--- Problem details ---
In the entries below, find every line with "monocyte" and copy it.

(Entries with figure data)
※ ※ ※

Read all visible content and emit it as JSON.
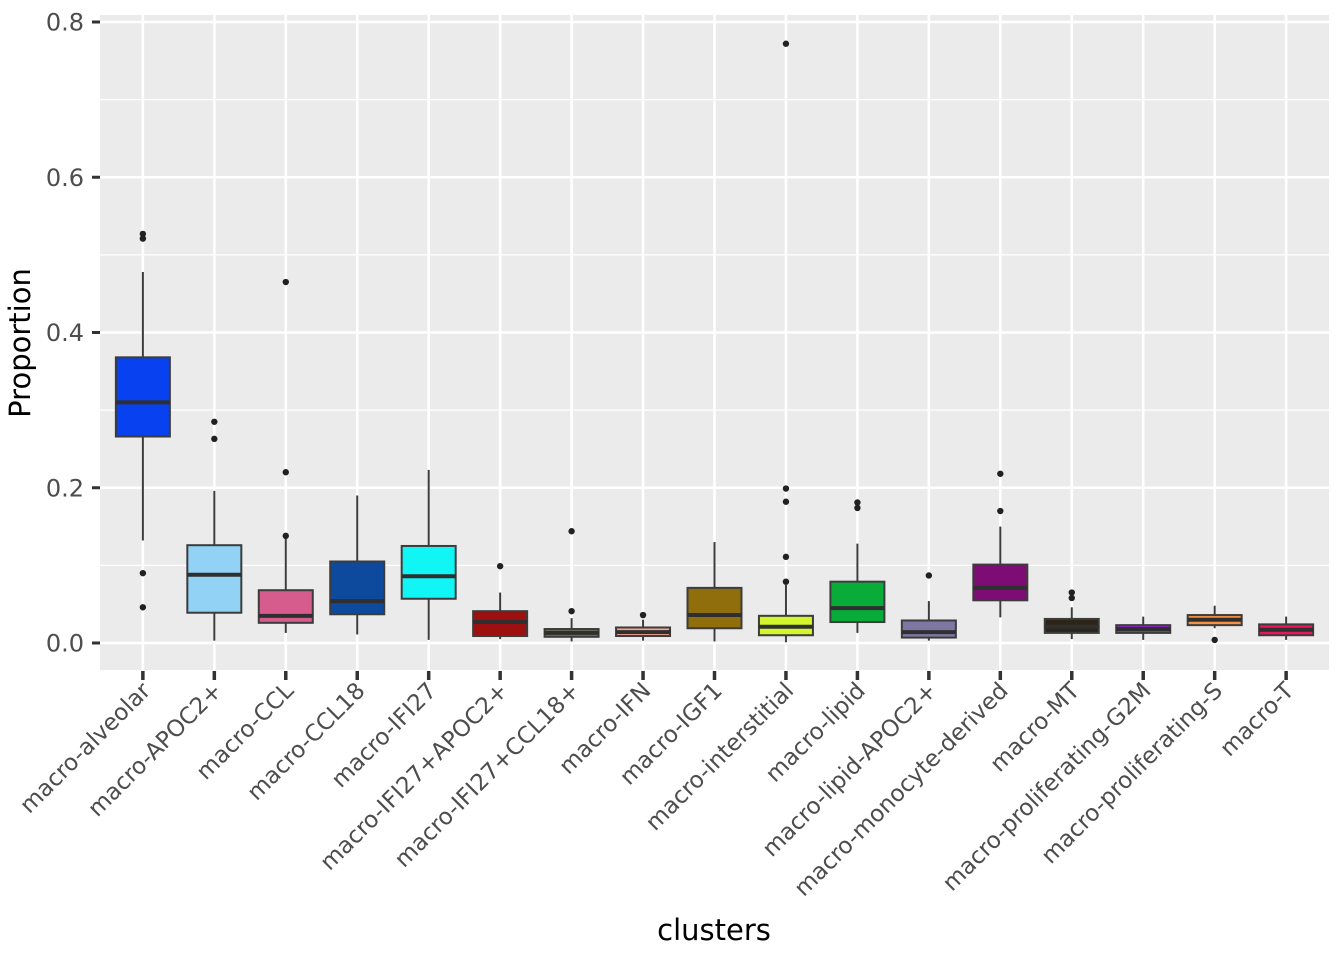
{
  "figure": {
    "background": "#FFFFFF",
    "panel_background": "#EBEBEB",
    "grid_major_color": "#FFFFFF",
    "grid_minor_color": "#FFFFFF",
    "axis_text_color": "#4D4D4D",
    "axis_title_color": "#000000",
    "tick_mark_color": "#333333",
    "box_border_color": "#3C3C3C",
    "median_line_color": "#2F2F2F",
    "outlier_color": "#212121"
  },
  "chart_data": {
    "type": "boxplot",
    "title": "",
    "xlabel": "clusters",
    "ylabel": "Proportion",
    "ylim": [
      0.0,
      0.8
    ],
    "yticks": [
      0.0,
      0.2,
      0.4,
      0.6,
      0.8
    ],
    "ytick_labels": [
      "0.0",
      "0.2",
      "0.4",
      "0.6",
      "0.8"
    ],
    "minor_gridlines": [
      0.1,
      0.3,
      0.5,
      0.7
    ],
    "grid": true,
    "legend": "none",
    "categories": [
      "macro-alveolar",
      "macro-APOC2+",
      "macro-CCL",
      "macro-CCL18",
      "macro-IFI27",
      "macro-IFI27+APOC2+",
      "macro-IFI27+CCL18+",
      "macro-IFN",
      "macro-IGF1",
      "macro-interstitial",
      "macro-lipid",
      "macro-lipid-APOC2+",
      "macro-monocyte-derived",
      "macro-MT",
      "macro-proliferating-G2M",
      "macro-proliferating-S",
      "macro-T"
    ],
    "series": [
      {
        "name": "macro-alveolar",
        "color": "#0741F0",
        "whisker_low": 0.132,
        "q1": 0.266,
        "median": 0.31,
        "q3": 0.368,
        "whisker_high": 0.478,
        "outliers": [
          0.527,
          0.521,
          0.09,
          0.046
        ]
      },
      {
        "name": "macro-APOC2+",
        "color": "#92D2F5",
        "whisker_low": 0.003,
        "q1": 0.039,
        "median": 0.088,
        "q3": 0.126,
        "whisker_high": 0.196,
        "outliers": [
          0.285,
          0.263
        ]
      },
      {
        "name": "macro-CCL",
        "color": "#D65C8E",
        "whisker_low": 0.013,
        "q1": 0.026,
        "median": 0.035,
        "q3": 0.068,
        "whisker_high": 0.136,
        "outliers": [
          0.465,
          0.22,
          0.138
        ]
      },
      {
        "name": "macro-CCL18",
        "color": "#0D4A9E",
        "whisker_low": 0.011,
        "q1": 0.037,
        "median": 0.054,
        "q3": 0.105,
        "whisker_high": 0.19,
        "outliers": []
      },
      {
        "name": "macro-IFI27",
        "color": "#11F5F5",
        "whisker_low": 0.004,
        "q1": 0.057,
        "median": 0.086,
        "q3": 0.125,
        "whisker_high": 0.223,
        "outliers": []
      },
      {
        "name": "macro-IFI27+APOC2+",
        "color": "#9E0F0F",
        "whisker_low": 0.005,
        "q1": 0.009,
        "median": 0.027,
        "q3": 0.041,
        "whisker_high": 0.065,
        "outliers": [
          0.099
        ]
      },
      {
        "name": "macro-IFI27+CCL18+",
        "color": "#71755B",
        "whisker_low": 0.002,
        "q1": 0.008,
        "median": 0.013,
        "q3": 0.018,
        "whisker_high": 0.032,
        "outliers": [
          0.144,
          0.041
        ]
      },
      {
        "name": "macro-IFN",
        "color": "#F7A48F",
        "whisker_low": 0.003,
        "q1": 0.009,
        "median": 0.014,
        "q3": 0.02,
        "whisker_high": 0.03,
        "outliers": [
          0.036
        ]
      },
      {
        "name": "macro-IGF1",
        "color": "#8F6E0B",
        "whisker_low": 0.002,
        "q1": 0.019,
        "median": 0.036,
        "q3": 0.071,
        "whisker_high": 0.13,
        "outliers": []
      },
      {
        "name": "macro-interstitial",
        "color": "#D2F52B",
        "whisker_low": 0.001,
        "q1": 0.01,
        "median": 0.021,
        "q3": 0.035,
        "whisker_high": 0.075,
        "outliers": [
          0.772,
          0.199,
          0.182,
          0.111,
          0.079
        ]
      },
      {
        "name": "macro-lipid",
        "color": "#09AC39",
        "whisker_low": 0.013,
        "q1": 0.027,
        "median": 0.045,
        "q3": 0.079,
        "whisker_high": 0.128,
        "outliers": [
          0.181,
          0.174
        ]
      },
      {
        "name": "macro-lipid-APOC2+",
        "color": "#7F78A4",
        "whisker_low": 0.003,
        "q1": 0.007,
        "median": 0.014,
        "q3": 0.029,
        "whisker_high": 0.054,
        "outliers": [
          0.087
        ]
      },
      {
        "name": "macro-monocyte-derived",
        "color": "#7D0C74",
        "whisker_low": 0.033,
        "q1": 0.055,
        "median": 0.071,
        "q3": 0.101,
        "whisker_high": 0.15,
        "outliers": [
          0.218,
          0.17
        ]
      },
      {
        "name": "macro-MT",
        "color": "#2B2517",
        "whisker_low": 0.005,
        "q1": 0.013,
        "median": 0.021,
        "q3": 0.031,
        "whisker_high": 0.046,
        "outliers": [
          0.065,
          0.058
        ]
      },
      {
        "name": "macro-proliferating-G2M",
        "color": "#9623D2",
        "whisker_low": 0.004,
        "q1": 0.013,
        "median": 0.018,
        "q3": 0.023,
        "whisker_high": 0.034,
        "outliers": []
      },
      {
        "name": "macro-proliferating-S",
        "color": "#F79240",
        "whisker_low": 0.019,
        "q1": 0.023,
        "median": 0.03,
        "q3": 0.036,
        "whisker_high": 0.048,
        "outliers": [
          0.004
        ]
      },
      {
        "name": "macro-T",
        "color": "#EC135F",
        "whisker_low": 0.004,
        "q1": 0.01,
        "median": 0.017,
        "q3": 0.024,
        "whisker_high": 0.034,
        "outliers": []
      }
    ]
  }
}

※ ※ ※

--- Response below ---
      "macro-monocyte-derived",
        "name": "macro-monocyte-derived",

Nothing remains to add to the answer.